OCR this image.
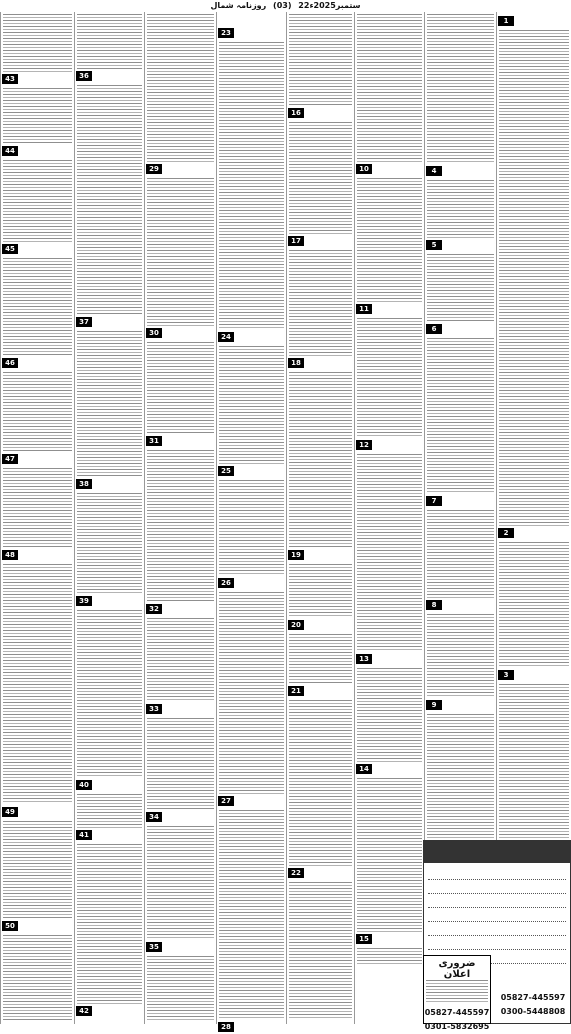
روزنامہ شمال (03) 22ستمبر2025ء
43
44
45
46
47
48
49
50
36
37
38
39
40
41
42
29
30
31
32
33
34
35
23
24
25
26
27
28
16
17
18
19
20
21
22
10
11
12
13
14
15
4
5
6
7
8
9
1
2
3
05827-445597
0300-5448808
ضروری اعلان
05827-445597
0301-5832695
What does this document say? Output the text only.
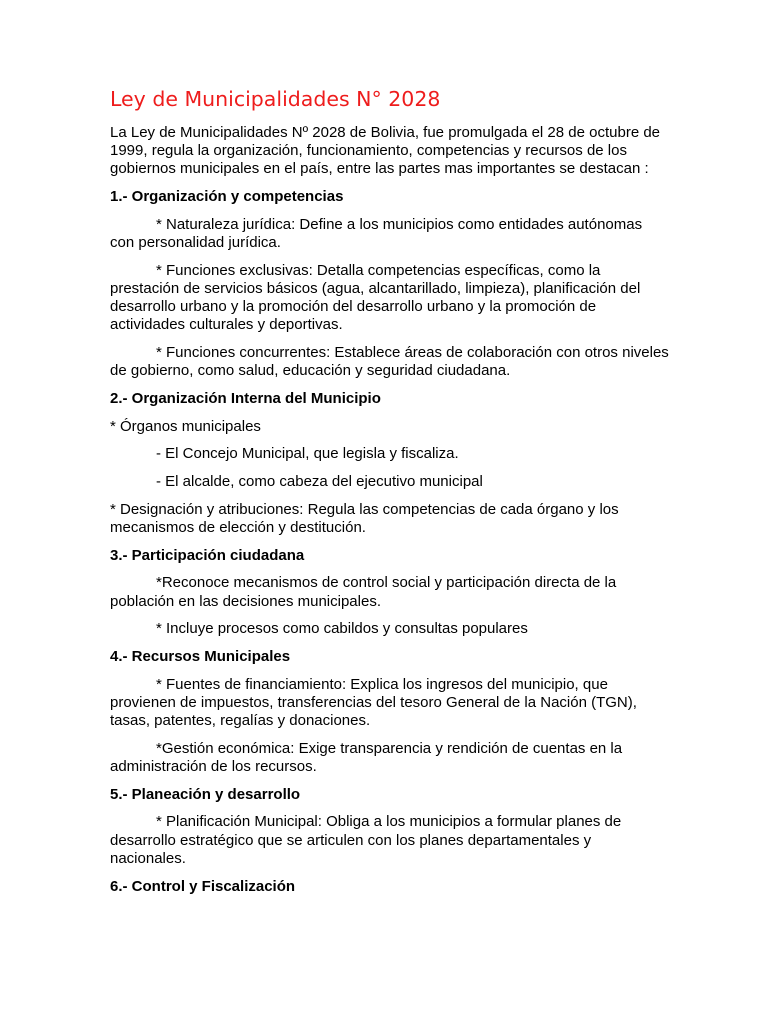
Ley de Municipalidades N° 2028

La Ley de Municipalidades Nº 2028 de Bolivia, fue promulgada el 28 de octubre de 1999, regula la organización, funcionamiento, competencias y recursos de los gobiernos municipales en el país, entre las partes mas importantes se destacan :

1.- Organización y competencias

* Naturaleza jurídica: Define a los municipios como entidades autónomas con personalidad jurídica.

* Funciones exclusivas: Detalla competencias específicas, como la prestación de servicios básicos (agua, alcantarillado, limpieza), planificación del desarrollo urbano y la promoción del desarrollo urbano y la promoción de actividades culturales y deportivas.

* Funciones concurrentes: Establece áreas de colaboración con otros niveles de gobierno, como salud, educación y seguridad ciudadana.

2.- Organización Interna del Municipio

* Órganos municipales

- El Concejo Municipal, que legisla y fiscaliza.

- El alcalde, como cabeza del ejecutivo municipal

* Designación y atribuciones: Regula las competencias de cada órgano y los mecanismos de elección y destitución.

3.- Participación ciudadana

*Reconoce mecanismos de control social y participación directa de la población en las decisiones municipales.

* Incluye procesos como cabildos y consultas populares

4.- Recursos Municipales

* Fuentes de financiamiento: Explica los ingresos del municipio, que provienen de impuestos, transferencias del tesoro General de la Nación (TGN), tasas, patentes, regalías y donaciones.

*Gestión económica: Exige transparencia y rendición de cuentas en la administración de los recursos.

5.- Planeación y desarrollo

* Planificación Municipal: Obliga a los municipios a formular planes de desarrollo estratégico que se articulen con los planes departamentales y nacionales.

6.- Control y Fiscalización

━━━━━━━━━━━━━━━━

▶ [Exercise]:
Each line above that includes "Municipalidades" should be shown.

▶ [Solution to this problem]:
Ley de Municipalidades N° 2028
La Ley de Municipalidades Nº 2028 de Bolivia, fue promulgada el 28 de octubre de 1999, regula la organización, funcionamiento, competencias y recursos de los gobiernos municipales en el país, entre las partes mas importantes se destacan :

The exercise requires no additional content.